AIM OF THE EXERCISE
Reproduce each line exactly. Skip none.

--------------------------------

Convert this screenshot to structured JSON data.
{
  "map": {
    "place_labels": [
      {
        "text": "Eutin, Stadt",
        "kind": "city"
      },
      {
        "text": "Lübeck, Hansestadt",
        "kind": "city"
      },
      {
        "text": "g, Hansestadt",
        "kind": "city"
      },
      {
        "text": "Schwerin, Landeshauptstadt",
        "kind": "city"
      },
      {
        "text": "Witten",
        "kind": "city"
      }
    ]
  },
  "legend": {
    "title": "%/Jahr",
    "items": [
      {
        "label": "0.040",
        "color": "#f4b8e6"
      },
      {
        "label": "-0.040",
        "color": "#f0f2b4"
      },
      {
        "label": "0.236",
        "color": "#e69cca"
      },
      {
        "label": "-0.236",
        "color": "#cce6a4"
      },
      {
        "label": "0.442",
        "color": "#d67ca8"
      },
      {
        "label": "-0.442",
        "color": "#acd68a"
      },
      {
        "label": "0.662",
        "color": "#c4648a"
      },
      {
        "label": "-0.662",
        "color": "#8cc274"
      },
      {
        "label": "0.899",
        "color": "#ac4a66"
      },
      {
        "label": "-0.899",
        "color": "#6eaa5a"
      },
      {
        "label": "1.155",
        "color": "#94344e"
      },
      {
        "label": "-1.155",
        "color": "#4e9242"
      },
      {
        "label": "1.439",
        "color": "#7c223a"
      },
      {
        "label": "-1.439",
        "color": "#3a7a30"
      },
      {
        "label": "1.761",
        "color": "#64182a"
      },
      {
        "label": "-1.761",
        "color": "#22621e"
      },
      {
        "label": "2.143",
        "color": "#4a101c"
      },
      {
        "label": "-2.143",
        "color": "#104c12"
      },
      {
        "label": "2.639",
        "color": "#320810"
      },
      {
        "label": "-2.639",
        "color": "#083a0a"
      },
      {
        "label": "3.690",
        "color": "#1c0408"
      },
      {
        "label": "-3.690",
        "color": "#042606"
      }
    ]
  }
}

--------------------------------

FULL OUTPUT
Convert this screenshot to structured JSON data.
{
  "map": {
    "place_labels": [
      {
        "text": "Eutin, Stadt",
        "kind": "city"
      },
      {
        "text": "Lübeck, Hansestadt",
        "kind": "city"
      },
      {
        "text": "g, Hansestadt",
        "kind": "city"
      },
      {
        "text": "Schwerin, Landeshauptstadt",
        "kind": "city"
      },
      {
        "text": "Witten",
        "kind": "city"
      }
    ]
  },
  "legend": {
    "title": "%/Jahr",
    "items": [
      {
        "label": "0.040",
        "color": "#f4b8e6"
      },
      {
        "label": "-0.040",
        "color": "#f0f2b4"
      },
      {
        "label": "0.236",
        "color": "#e69cca"
      },
      {
        "label": "-0.236",
        "color": "#cce6a4"
      },
      {
        "label": "0.442",
        "color": "#d67ca8"
      },
      {
        "label": "-0.442",
        "color": "#acd68a"
      },
      {
        "label": "0.662",
        "color": "#c4648a"
      },
      {
        "label": "-0.662",
        "color": "#8cc274"
      },
      {
        "label": "0.899",
        "color": "#ac4a66"
      },
      {
        "label": "-0.899",
        "color": "#6eaa5a"
      },
      {
        "label": "1.155",
        "color": "#94344e"
      },
      {
        "label": "-1.155",
        "color": "#4e9242"
      },
      {
        "label": "1.439",
        "color": "#7c223a"
      },
      {
        "label": "-1.439",
        "color": "#3a7a30"
      },
      {
        "label": "1.761",
        "color": "#64182a"
      },
      {
        "label": "-1.761",
        "color": "#22621e"
      },
      {
        "label": "2.143",
        "color": "#4a101c"
      },
      {
        "label": "-2.143",
        "color": "#104c12"
      },
      {
        "label": "2.639",
        "color": "#320810"
      },
      {
        "label": "-2.639",
        "color": "#083a0a"
      },
      {
        "label": "3.690",
        "color": "#1c0408"
      },
      {
        "label": "-3.690",
        "color": "#042606"
      }
    ]
  }
}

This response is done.